begin

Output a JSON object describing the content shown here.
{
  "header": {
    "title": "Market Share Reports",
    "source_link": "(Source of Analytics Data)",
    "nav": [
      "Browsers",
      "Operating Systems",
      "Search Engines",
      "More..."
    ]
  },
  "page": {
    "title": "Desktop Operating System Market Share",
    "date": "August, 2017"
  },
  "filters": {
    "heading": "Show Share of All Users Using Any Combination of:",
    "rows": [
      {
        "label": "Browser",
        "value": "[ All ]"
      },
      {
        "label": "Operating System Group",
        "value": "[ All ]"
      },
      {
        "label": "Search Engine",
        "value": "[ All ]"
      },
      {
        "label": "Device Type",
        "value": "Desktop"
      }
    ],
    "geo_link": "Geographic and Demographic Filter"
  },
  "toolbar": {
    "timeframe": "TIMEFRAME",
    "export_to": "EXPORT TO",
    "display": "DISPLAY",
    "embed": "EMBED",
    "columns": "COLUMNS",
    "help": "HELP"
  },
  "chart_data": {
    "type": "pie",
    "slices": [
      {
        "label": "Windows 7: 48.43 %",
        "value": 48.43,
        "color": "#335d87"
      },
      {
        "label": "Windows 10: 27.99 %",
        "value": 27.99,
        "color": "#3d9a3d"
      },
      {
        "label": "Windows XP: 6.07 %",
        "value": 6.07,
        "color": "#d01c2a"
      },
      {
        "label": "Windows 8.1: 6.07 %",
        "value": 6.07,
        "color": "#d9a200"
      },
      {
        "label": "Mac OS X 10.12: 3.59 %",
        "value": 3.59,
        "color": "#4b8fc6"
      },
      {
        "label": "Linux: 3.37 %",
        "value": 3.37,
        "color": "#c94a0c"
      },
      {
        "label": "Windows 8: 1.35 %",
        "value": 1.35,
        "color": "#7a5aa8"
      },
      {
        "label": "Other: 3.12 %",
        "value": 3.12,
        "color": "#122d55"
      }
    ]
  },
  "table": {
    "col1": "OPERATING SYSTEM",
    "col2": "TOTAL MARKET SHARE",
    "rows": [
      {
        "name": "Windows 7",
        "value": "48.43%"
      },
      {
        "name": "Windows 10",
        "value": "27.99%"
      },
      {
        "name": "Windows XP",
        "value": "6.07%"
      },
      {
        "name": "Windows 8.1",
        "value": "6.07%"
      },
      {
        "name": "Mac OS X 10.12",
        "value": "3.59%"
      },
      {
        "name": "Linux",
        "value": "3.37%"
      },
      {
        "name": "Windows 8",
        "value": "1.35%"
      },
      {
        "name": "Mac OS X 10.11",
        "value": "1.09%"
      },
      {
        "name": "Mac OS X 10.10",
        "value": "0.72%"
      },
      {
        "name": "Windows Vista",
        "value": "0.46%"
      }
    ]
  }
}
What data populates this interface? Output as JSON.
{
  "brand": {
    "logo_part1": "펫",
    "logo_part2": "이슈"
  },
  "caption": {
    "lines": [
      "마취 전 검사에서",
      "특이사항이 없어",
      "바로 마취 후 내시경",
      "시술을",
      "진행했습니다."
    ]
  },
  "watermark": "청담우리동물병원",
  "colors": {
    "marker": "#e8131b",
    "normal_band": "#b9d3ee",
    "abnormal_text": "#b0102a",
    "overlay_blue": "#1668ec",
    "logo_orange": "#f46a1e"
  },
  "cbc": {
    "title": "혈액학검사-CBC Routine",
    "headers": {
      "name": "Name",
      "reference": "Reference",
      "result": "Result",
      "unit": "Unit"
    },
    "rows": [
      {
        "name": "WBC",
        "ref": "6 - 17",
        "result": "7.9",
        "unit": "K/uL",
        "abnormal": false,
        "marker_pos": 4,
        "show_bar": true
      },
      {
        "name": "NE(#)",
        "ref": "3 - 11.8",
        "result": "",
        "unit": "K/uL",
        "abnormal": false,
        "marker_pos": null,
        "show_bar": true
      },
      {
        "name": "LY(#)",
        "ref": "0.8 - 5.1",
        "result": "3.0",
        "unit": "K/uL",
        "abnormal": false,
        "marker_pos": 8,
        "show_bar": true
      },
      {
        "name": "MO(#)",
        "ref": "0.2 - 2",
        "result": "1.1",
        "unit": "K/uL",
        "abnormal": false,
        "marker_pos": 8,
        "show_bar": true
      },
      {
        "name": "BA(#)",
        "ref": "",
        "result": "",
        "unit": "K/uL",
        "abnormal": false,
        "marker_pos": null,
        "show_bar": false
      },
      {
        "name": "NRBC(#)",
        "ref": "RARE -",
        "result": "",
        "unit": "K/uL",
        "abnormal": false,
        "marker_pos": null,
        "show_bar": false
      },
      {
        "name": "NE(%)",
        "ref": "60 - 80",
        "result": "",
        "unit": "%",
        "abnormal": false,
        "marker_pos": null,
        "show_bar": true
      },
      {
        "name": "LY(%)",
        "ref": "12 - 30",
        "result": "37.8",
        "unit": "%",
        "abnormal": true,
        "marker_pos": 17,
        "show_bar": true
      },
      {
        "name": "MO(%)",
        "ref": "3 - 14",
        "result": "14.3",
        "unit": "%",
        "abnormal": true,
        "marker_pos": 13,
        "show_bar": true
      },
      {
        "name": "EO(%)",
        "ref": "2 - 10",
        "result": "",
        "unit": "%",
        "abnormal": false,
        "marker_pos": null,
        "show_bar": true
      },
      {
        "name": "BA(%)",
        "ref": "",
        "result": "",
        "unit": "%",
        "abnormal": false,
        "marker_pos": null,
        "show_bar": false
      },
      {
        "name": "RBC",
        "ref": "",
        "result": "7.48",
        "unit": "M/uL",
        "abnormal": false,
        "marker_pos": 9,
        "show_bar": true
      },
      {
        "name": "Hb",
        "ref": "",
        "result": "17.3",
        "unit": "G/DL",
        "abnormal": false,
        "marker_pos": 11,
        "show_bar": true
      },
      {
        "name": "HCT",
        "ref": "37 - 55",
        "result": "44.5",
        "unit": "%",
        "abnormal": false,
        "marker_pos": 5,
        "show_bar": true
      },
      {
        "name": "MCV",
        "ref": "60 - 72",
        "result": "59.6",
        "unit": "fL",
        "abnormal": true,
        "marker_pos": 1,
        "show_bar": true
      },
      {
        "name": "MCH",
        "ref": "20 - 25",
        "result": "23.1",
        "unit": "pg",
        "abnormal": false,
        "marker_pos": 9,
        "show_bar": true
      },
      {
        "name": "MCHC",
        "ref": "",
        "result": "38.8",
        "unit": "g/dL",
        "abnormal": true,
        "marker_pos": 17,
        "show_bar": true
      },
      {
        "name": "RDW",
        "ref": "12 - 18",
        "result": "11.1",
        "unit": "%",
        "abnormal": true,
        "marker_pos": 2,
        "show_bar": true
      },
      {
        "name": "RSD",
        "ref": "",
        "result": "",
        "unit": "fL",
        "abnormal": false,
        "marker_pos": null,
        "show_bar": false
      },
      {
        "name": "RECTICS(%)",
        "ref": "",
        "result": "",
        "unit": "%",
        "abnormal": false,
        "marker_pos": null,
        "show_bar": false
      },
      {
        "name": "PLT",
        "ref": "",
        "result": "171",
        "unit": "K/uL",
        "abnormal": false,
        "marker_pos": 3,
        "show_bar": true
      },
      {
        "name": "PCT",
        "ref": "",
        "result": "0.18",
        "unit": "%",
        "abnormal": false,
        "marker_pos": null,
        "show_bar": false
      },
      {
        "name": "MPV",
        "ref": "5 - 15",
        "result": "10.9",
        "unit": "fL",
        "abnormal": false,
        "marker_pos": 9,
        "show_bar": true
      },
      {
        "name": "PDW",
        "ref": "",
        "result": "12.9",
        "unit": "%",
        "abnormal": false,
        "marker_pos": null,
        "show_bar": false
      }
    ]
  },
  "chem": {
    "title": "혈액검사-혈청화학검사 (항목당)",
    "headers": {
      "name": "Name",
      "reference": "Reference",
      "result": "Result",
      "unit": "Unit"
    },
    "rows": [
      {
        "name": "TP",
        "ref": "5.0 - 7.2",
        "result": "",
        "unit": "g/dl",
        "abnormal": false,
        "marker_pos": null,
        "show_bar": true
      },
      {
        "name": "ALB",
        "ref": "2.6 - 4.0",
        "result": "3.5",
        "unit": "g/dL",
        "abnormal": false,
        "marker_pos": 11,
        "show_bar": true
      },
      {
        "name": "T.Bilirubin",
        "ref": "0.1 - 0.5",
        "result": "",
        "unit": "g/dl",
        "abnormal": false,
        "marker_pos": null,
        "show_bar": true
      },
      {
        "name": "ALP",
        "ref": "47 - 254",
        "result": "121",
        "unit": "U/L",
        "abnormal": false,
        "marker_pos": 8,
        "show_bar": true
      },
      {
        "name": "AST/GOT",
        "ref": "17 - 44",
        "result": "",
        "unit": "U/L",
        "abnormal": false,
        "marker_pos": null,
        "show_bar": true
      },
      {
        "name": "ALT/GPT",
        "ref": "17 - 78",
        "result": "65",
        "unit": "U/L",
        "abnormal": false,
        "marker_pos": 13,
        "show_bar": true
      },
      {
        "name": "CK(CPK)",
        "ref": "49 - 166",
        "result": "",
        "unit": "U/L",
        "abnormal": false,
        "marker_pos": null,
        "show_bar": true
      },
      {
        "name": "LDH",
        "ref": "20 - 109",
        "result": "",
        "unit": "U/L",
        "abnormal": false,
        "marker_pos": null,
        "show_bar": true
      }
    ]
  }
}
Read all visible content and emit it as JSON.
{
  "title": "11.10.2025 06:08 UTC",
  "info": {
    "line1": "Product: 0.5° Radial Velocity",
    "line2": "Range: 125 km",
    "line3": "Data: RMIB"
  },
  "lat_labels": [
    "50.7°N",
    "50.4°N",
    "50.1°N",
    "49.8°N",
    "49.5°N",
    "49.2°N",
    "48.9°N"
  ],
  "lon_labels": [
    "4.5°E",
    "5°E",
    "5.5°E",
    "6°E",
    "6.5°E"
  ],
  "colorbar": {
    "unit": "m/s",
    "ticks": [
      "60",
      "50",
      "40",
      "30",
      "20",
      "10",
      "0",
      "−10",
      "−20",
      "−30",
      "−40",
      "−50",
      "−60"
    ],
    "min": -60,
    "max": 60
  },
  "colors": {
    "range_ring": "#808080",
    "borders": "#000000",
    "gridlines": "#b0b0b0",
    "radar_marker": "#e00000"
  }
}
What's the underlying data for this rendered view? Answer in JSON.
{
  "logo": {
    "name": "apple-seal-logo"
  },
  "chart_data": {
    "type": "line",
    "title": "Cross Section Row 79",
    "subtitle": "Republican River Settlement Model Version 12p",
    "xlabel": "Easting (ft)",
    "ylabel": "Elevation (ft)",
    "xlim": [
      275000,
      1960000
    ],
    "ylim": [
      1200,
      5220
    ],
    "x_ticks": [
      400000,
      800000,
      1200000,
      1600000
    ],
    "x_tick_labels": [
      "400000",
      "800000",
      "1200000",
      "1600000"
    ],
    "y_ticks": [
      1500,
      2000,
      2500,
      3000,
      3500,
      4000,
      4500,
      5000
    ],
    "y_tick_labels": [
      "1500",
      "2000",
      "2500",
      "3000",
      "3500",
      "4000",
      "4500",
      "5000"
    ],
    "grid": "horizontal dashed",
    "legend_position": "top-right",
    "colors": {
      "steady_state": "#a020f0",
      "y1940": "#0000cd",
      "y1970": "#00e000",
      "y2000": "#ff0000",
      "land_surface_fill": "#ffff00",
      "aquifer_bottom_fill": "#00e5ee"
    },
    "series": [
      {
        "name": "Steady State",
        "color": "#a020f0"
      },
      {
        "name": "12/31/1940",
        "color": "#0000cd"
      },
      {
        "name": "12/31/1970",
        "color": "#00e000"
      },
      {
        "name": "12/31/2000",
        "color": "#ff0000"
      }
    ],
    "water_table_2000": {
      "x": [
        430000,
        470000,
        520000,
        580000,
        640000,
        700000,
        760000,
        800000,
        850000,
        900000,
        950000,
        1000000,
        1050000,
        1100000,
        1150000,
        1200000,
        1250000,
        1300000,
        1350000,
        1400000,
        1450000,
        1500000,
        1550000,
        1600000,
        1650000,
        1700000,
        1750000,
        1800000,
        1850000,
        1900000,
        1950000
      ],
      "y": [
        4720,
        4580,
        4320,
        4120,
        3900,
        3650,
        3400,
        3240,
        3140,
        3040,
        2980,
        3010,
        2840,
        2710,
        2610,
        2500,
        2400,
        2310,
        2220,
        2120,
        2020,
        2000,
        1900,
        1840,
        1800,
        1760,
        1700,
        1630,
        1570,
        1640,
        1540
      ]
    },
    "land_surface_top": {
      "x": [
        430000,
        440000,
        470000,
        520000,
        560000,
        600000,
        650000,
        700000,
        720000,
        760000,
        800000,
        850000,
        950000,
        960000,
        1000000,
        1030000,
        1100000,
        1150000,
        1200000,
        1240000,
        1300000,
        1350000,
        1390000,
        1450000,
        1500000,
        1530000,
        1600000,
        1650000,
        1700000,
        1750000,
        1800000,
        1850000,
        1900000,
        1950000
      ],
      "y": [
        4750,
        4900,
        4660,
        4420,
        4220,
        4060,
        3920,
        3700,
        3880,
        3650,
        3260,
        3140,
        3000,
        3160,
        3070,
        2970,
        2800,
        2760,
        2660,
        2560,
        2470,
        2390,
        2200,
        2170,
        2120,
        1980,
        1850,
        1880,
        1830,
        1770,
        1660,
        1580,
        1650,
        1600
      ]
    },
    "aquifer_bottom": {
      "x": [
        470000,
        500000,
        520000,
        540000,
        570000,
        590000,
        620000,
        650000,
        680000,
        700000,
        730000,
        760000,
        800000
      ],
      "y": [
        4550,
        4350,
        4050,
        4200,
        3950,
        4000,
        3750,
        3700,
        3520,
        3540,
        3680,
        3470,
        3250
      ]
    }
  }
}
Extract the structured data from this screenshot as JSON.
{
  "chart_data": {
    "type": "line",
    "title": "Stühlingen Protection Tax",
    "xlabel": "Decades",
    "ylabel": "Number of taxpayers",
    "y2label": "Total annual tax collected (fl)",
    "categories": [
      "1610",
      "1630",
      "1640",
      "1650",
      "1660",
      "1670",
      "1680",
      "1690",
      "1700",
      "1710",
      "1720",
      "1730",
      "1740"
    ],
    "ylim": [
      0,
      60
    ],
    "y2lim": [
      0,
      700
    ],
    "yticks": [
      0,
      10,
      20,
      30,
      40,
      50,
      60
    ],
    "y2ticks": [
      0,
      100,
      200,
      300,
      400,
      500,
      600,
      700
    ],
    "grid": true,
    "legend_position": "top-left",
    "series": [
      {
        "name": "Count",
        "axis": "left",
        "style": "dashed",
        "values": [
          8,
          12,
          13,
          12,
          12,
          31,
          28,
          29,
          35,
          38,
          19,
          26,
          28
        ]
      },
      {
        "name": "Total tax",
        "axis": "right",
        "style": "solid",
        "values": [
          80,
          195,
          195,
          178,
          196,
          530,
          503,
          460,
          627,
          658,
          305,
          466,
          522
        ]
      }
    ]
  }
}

end

> _What is asked_
Filter the records above for lines containing the word "Search", and copy those lines.

> _Solved exercise_
      "Search Engines",
        "label": "Search Engine",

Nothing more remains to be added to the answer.